__TASK BRIEF__:
All of the material below is to be repeated exactly.
** start RECORD EXTRACTS **
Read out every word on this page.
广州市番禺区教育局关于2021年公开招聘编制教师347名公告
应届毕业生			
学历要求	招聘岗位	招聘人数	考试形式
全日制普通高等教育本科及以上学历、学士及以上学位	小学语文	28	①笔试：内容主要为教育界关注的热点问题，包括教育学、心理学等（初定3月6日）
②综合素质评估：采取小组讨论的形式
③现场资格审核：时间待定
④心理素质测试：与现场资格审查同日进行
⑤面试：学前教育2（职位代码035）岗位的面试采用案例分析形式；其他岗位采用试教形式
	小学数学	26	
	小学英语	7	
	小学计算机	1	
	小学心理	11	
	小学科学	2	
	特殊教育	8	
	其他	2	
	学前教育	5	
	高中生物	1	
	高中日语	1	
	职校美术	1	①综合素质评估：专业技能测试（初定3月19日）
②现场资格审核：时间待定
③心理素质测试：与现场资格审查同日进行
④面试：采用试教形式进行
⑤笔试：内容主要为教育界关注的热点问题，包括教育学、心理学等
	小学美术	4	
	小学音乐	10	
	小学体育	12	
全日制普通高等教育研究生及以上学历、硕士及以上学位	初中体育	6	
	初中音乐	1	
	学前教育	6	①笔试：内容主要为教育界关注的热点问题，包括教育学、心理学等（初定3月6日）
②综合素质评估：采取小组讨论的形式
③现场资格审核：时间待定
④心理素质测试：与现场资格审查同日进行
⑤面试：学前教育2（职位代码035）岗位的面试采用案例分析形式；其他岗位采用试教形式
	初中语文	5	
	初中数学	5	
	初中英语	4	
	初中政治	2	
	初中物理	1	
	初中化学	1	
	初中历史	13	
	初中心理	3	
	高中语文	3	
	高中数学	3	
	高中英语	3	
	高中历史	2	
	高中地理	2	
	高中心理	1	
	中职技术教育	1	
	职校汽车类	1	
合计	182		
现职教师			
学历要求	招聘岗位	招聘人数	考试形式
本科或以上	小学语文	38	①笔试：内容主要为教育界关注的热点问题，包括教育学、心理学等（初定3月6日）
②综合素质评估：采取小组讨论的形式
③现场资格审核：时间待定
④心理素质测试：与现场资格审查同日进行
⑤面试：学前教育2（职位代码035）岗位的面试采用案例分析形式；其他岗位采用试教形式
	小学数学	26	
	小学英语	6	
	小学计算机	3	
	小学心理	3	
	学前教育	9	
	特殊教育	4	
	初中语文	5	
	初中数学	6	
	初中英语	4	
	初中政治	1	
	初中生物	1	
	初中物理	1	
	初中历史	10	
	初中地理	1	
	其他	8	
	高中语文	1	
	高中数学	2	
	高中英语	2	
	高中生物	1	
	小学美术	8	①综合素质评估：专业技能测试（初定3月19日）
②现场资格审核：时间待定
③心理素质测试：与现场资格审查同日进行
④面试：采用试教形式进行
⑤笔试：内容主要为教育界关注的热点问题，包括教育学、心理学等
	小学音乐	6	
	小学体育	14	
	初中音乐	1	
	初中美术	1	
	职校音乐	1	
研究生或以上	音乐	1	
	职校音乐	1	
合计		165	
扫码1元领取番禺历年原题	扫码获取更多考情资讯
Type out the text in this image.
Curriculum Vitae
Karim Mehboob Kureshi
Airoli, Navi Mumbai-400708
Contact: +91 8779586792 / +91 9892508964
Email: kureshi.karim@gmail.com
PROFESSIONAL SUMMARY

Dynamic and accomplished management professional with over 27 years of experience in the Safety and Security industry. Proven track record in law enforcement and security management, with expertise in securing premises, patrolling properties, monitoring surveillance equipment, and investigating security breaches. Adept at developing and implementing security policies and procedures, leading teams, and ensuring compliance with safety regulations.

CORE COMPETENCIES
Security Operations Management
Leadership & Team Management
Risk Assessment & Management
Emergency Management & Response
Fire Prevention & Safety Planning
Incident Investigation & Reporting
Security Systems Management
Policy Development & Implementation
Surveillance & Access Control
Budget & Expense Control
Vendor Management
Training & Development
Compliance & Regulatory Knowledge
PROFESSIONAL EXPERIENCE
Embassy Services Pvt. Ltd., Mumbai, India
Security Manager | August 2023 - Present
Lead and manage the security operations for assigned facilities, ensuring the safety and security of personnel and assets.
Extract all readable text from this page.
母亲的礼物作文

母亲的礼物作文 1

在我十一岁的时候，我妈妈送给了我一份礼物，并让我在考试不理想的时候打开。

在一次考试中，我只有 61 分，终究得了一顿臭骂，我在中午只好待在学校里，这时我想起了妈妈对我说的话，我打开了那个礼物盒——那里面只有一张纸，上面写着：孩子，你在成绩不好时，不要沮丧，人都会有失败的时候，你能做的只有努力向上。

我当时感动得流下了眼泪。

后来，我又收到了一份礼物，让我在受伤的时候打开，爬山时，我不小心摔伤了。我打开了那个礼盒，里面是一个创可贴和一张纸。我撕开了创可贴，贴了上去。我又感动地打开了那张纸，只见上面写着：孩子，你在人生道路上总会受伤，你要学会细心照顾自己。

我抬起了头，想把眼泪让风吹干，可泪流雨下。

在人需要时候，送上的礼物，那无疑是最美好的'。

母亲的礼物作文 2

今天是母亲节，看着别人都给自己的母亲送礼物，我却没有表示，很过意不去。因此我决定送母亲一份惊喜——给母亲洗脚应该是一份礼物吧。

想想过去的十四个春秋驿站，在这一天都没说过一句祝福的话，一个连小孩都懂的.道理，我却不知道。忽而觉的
** end RECORD EXTRACTS **
__SOLUTION TO THIS TASK__:
Read out every word on this page.
广州市番禺区教育局关于2021年公开招聘编制教师347名公告
应届毕业生			
学历要求	招聘岗位	招聘人数	考试形式
全日制普通高等教育本科及以上学历、学士及以上学位	小学语文	28	①笔试：内容主要为教育界关注的热点问题，包括教育学、心理学等（初定3月6日）
②综合素质评估：采取小组讨论的形式
③现场资格审核：时间待定
④心理素质测试：与现场资格审查同日进行
⑤面试：学前教育2（职位代码035）岗位的面试采用案例分析形式；其他岗位采用试教形式
	小学数学	26	
	小学英语	7	
	小学计算机	1	
	小学心理	11	
	小学科学	2	
	特殊教育	8	
	其他	2	
	学前教育	5	
	高中生物	1	
	高中日语	1	
	职校美术	1	①综合素质评估：专业技能测试（初定3月19日）
②现场资格审核：时间待定
③心理素质测试：与现场资格审查同日进行
④面试：采用试教形式进行
⑤笔试：内容主要为教育界关注的热点问题，包括教育学、心理学等
	小学美术	4	
	小学音乐	10	
	小学体育	12	
全日制普通高等教育研究生及以上学历、硕士及以上学位	初中体育	6	
	初中音乐	1	
	学前教育	6	①笔试：内容主要为教育界关注的热点问题，包括教育学、心理学等（初定3月6日）
②综合素质评估：采取小组讨论的形式
③现场资格审核：时间待定
④心理素质测试：与现场资格审查同日进行
⑤面试：学前教育2（职位代码035）岗位的面试采用案例分析形式；其他岗位采用试教形式
	初中语文	5	
	初中数学	5	
	初中英语	4	
	初中政治	2	
	初中物理	1	
	初中化学	1	
	初中历史	13	
	初中心理	3	
	高中语文	3	
	高中数学	3	
	高中英语	3	
	高中历史	2	
	高中地理	2	
	高中心理	1	
	中职技术教育	1	
	职校汽车类	1	
合计	182		
现职教师			
学历要求	招聘岗位	招聘人数	考试形式
本科或以上	小学语文	38	①笔试：内容主要为教育界关注的热点问题，包括教育学、心理学等（初定3月6日）
②综合素质评估：采取小组讨论的形式
③现场资格审核：时间待定
④心理素质测试：与现场资格审查同日进行
⑤面试：学前教育2（职位代码035）岗位的面试采用案例分析形式；其他岗位采用试教形式
	小学数学	26	
	小学英语	6	
	小学计算机	3	
	小学心理	3	
	学前教育	9	
	特殊教育	4	
	初中语文	5	
	初中数学	6	
	初中英语	4	
	初中政治	1	
	初中生物	1	
	初中物理	1	
	初中历史	10	
	初中地理	1	
	其他	8	
	高中语文	1	
	高中数学	2	
	高中英语	2	
	高中生物	1	
	小学美术	8	①综合素质评估：专业技能测试（初定3月19日）
②现场资格审核：时间待定
③心理素质测试：与现场资格审查同日进行
④面试：采用试教形式进行
⑤笔试：内容主要为教育界关注的热点问题，包括教育学、心理学等
	小学音乐	6	
	小学体育	14	
	初中音乐	1	
	初中美术	1	
	职校音乐	1	
研究生或以上	音乐	1	
	职校音乐	1	
合计		165	
扫码1元领取番禺历年原题	扫码获取更多考情资讯
Type out the text in this image.
Curriculum Vitae
Karim Mehboob Kureshi
Airoli, Navi Mumbai-400708
Contact: +91 8779586792 / +91 9892508964
Email: kureshi.karim@gmail.com
PROFESSIONAL SUMMARY

Dynamic and accomplished management professional with over 27 years of experience in the Safety and Security industry. Proven track record in law enforcement and security management, with expertise in securing premises, patrolling properties, monitoring surveillance equipment, and investigating security breaches. Adept at developing and implementing security policies and procedures, leading teams, and ensuring compliance with safety regulations.

CORE COMPETENCIES
Security Operations Management
Leadership & Team Management
Risk Assessment & Management
Emergency Management & Response
Fire Prevention & Safety Planning
Incident Investigation & Reporting
Security Systems Management
Policy Development & Implementation
Surveillance & Access Control
Budget & Expense Control
Vendor Management
Training & Development
Compliance & Regulatory Knowledge
PROFESSIONAL EXPERIENCE
Embassy Services Pvt. Ltd., Mumbai, India
Security Manager | August 2023 - Present
Lead and manage the security operations for assigned facilities, ensuring the safety and security of personnel and assets.
Extract all readable text from this page.
母亲的礼物作文

母亲的礼物作文 1

在我十一岁的时候，我妈妈送给了我一份礼物，并让我在考试不理想的时候打开。

在一次考试中，我只有 61 分，终究得了一顿臭骂，我在中午只好待在学校里，这时我想起了妈妈对我说的话，我打开了那个礼物盒——那里面只有一张纸，上面写着：孩子，你在成绩不好时，不要沮丧，人都会有失败的时候，你能做的只有努力向上。

我当时感动得流下了眼泪。

后来，我又收到了一份礼物，让我在受伤的时候打开，爬山时，我不小心摔伤了。我打开了那个礼盒，里面是一个创可贴和一张纸。我撕开了创可贴，贴了上去。我又感动地打开了那张纸，只见上面写着：孩子，你在人生道路上总会受伤，你要学会细心照顾自己。

我抬起了头，想把眼泪让风吹干，可泪流雨下。

在人需要时候，送上的礼物，那无疑是最美好的'。

母亲的礼物作文 2

今天是母亲节，看着别人都给自己的母亲送礼物，我却没有表示，很过意不去。因此我决定送母亲一份惊喜——给母亲洗脚应该是一份礼物吧。

想想过去的十四个春秋驿站，在这一天都没说过一句祝福的话，一个连小孩都懂的.道理，我却不知道。忽而觉的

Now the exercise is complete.